TASK BRIEF
The complete listing should be restated exactly.

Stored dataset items
────────
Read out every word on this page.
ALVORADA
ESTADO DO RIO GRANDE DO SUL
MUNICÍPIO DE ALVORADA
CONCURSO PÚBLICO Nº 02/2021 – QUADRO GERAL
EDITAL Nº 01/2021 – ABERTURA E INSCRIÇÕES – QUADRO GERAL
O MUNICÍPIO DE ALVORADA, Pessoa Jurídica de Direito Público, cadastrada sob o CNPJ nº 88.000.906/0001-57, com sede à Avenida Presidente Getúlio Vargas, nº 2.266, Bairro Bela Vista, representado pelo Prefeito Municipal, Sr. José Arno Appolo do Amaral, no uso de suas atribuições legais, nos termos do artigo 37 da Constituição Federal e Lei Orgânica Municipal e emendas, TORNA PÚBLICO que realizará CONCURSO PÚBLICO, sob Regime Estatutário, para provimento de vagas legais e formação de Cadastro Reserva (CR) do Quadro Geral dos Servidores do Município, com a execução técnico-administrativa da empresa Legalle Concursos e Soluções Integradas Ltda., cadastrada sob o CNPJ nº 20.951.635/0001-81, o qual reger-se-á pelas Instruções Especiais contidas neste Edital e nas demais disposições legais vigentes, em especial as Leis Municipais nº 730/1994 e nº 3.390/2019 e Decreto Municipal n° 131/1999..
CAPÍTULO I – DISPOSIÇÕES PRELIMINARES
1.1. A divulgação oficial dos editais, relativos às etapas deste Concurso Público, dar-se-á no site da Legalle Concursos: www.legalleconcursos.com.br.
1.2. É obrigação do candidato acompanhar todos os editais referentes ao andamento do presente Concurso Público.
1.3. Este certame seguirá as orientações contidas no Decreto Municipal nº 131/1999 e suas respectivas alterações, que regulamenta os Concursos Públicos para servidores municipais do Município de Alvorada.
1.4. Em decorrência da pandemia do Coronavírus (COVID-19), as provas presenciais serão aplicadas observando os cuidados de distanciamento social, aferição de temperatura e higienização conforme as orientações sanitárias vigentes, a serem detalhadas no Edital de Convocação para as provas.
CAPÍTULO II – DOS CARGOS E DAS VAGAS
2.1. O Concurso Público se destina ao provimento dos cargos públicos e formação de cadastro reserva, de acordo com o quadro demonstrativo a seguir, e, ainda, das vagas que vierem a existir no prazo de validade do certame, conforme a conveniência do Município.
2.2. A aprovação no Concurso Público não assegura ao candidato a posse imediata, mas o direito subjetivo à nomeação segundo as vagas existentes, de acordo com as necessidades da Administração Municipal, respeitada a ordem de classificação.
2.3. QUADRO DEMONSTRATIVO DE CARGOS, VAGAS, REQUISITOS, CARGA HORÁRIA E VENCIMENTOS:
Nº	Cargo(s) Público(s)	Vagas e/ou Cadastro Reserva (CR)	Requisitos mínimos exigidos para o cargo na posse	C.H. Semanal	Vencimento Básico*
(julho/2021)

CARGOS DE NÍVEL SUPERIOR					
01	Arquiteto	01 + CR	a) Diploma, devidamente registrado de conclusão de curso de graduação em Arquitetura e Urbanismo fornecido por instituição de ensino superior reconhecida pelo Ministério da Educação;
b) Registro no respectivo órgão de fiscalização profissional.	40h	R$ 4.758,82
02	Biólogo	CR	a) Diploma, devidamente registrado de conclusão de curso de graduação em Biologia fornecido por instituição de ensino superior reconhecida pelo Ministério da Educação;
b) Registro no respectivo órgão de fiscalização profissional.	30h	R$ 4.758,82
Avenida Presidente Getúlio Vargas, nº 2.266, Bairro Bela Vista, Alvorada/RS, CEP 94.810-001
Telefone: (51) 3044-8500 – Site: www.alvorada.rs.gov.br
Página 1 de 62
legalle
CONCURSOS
────────
RESPONSE TO THE EXERCISE
Read out every word on this page.
ALVORADA
ESTADO DO RIO GRANDE DO SUL
MUNICÍPIO DE ALVORADA
CONCURSO PÚBLICO Nº 02/2021 – QUADRO GERAL
EDITAL Nº 01/2021 – ABERTURA E INSCRIÇÕES – QUADRO GERAL
O MUNICÍPIO DE ALVORADA, Pessoa Jurídica de Direito Público, cadastrada sob o CNPJ nº 88.000.906/0001-57, com sede à Avenida Presidente Getúlio Vargas, nº 2.266, Bairro Bela Vista, representado pelo Prefeito Municipal, Sr. José Arno Appolo do Amaral, no uso de suas atribuições legais, nos termos do artigo 37 da Constituição Federal e Lei Orgânica Municipal e emendas, TORNA PÚBLICO que realizará CONCURSO PÚBLICO, sob Regime Estatutário, para provimento de vagas legais e formação de Cadastro Reserva (CR) do Quadro Geral dos Servidores do Município, com a execução técnico-administrativa da empresa Legalle Concursos e Soluções Integradas Ltda., cadastrada sob o CNPJ nº 20.951.635/0001-81, o qual reger-se-á pelas Instruções Especiais contidas neste Edital e nas demais disposições legais vigentes, em especial as Leis Municipais nº 730/1994 e nº 3.390/2019 e Decreto Municipal n° 131/1999..
CAPÍTULO I – DISPOSIÇÕES PRELIMINARES
1.1. A divulgação oficial dos editais, relativos às etapas deste Concurso Público, dar-se-á no site da Legalle Concursos: www.legalleconcursos.com.br.
1.2. É obrigação do candidato acompanhar todos os editais referentes ao andamento do presente Concurso Público.
1.3. Este certame seguirá as orientações contidas no Decreto Municipal nº 131/1999 e suas respectivas alterações, que regulamenta os Concursos Públicos para servidores municipais do Município de Alvorada.
1.4. Em decorrência da pandemia do Coronavírus (COVID-19), as provas presenciais serão aplicadas observando os cuidados de distanciamento social, aferição de temperatura e higienização conforme as orientações sanitárias vigentes, a serem detalhadas no Edital de Convocação para as provas.
CAPÍTULO II – DOS CARGOS E DAS VAGAS
2.1. O Concurso Público se destina ao provimento dos cargos públicos e formação de cadastro reserva, de acordo com o quadro demonstrativo a seguir, e, ainda, das vagas que vierem a existir no prazo de validade do certame, conforme a conveniência do Município.
2.2. A aprovação no Concurso Público não assegura ao candidato a posse imediata, mas o direito subjetivo à nomeação segundo as vagas existentes, de acordo com as necessidades da Administração Municipal, respeitada a ordem de classificação.
2.3. QUADRO DEMONSTRATIVO DE CARGOS, VAGAS, REQUISITOS, CARGA HORÁRIA E VENCIMENTOS:
Nº	Cargo(s) Público(s)	Vagas e/ou Cadastro Reserva (CR)	Requisitos mínimos exigidos para o cargo na posse	C.H. Semanal	Vencimento Básico*
(julho/2021)

CARGOS DE NÍVEL SUPERIOR					
01	Arquiteto	01 + CR	a) Diploma, devidamente registrado de conclusão de curso de graduação em Arquitetura e Urbanismo fornecido por instituição de ensino superior reconhecida pelo Ministério da Educação;
b) Registro no respectivo órgão de fiscalização profissional.	40h	R$ 4.758,82
02	Biólogo	CR	a) Diploma, devidamente registrado de conclusão de curso de graduação em Biologia fornecido por instituição de ensino superior reconhecida pelo Ministério da Educação;
b) Registro no respectivo órgão de fiscalização profissional.	30h	R$ 4.758,82
Avenida Presidente Getúlio Vargas, nº 2.266, Bairro Bela Vista, Alvorada/RS, CEP 94.810-001
Telefone: (51) 3044-8500 – Site: www.alvorada.rs.gov.br
Página 1 de 62
legalle
CONCURSOS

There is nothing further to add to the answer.